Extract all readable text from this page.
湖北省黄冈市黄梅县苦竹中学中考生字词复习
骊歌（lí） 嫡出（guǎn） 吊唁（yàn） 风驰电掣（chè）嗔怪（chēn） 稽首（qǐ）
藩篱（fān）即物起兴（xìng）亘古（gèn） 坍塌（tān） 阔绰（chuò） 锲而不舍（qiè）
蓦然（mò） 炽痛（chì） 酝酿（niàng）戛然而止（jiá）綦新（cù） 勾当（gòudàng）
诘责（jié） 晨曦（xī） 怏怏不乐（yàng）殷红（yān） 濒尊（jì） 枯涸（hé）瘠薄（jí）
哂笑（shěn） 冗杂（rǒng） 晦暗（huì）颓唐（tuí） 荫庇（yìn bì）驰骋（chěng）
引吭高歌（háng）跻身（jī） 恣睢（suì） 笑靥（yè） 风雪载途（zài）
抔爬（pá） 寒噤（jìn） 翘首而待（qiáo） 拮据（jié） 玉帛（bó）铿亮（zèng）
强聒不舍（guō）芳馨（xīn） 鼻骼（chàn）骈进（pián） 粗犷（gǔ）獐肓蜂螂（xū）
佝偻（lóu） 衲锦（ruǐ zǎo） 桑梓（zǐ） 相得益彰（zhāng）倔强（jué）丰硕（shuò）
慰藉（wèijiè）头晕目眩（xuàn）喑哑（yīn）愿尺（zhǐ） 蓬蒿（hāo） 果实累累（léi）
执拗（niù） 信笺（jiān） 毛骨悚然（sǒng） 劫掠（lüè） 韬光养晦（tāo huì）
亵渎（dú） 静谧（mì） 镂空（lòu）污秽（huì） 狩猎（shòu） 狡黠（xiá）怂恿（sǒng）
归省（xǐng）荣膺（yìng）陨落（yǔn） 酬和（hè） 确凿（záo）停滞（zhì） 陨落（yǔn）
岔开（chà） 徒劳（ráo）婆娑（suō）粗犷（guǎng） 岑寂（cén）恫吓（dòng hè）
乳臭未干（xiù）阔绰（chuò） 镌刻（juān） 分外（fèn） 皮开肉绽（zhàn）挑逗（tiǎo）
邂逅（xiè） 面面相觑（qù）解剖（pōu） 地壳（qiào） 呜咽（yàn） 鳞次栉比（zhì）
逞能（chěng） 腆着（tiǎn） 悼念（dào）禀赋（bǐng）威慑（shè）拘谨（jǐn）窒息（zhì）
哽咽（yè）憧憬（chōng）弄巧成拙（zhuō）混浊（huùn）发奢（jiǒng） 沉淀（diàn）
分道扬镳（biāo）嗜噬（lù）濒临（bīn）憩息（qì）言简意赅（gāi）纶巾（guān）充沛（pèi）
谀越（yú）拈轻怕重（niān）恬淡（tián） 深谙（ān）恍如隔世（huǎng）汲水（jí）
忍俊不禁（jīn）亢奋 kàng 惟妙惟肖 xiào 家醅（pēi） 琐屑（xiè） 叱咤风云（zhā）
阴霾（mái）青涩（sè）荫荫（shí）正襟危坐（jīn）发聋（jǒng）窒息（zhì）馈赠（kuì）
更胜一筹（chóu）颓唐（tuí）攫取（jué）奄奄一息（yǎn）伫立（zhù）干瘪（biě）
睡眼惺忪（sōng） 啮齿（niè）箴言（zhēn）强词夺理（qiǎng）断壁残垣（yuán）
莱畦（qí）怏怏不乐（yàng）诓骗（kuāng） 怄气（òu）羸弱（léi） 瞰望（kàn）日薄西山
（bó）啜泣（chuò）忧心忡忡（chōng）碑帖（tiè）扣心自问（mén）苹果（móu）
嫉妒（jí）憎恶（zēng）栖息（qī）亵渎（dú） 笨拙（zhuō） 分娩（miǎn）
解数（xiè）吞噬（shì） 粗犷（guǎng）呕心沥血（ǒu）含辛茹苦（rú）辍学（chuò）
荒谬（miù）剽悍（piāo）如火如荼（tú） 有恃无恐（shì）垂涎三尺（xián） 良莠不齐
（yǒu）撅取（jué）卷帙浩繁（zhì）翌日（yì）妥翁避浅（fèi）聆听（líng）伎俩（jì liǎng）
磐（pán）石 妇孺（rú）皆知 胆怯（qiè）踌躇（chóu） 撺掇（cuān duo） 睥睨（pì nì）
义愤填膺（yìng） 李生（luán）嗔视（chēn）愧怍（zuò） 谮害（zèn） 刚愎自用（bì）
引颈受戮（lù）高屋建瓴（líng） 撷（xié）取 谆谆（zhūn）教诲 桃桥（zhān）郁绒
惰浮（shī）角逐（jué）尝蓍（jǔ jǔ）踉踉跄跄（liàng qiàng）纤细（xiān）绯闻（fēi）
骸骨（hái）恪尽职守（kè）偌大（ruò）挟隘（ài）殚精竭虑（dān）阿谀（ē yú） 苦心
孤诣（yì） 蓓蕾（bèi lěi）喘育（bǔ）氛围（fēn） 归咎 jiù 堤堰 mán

**PROBLEM STATEMENT:**
From the data above, pick out each line containing "chuò" and copy it.

**FINAL RESULT:**
藩篱（fān）即物起兴（xìng）亘古（gèn） 坍塌（tān） 阔绰（chuò） 锲而不舍（qiè）
乳臭未干（xiù）阔绰（chuò） 镌刻（juān） 分外（fèn） 皮开肉绽（zhàn）挑逗（tiǎo）
（bó）啜泣（chuò）忧心忡忡（chōng）碑帖（tiè）扣心自问（mén）苹果（móu）
解数（xiè）吞噬（shì） 粗犷（guǎng）呕心沥血（ǒu）含辛茹苦（rú）辍学（chuò）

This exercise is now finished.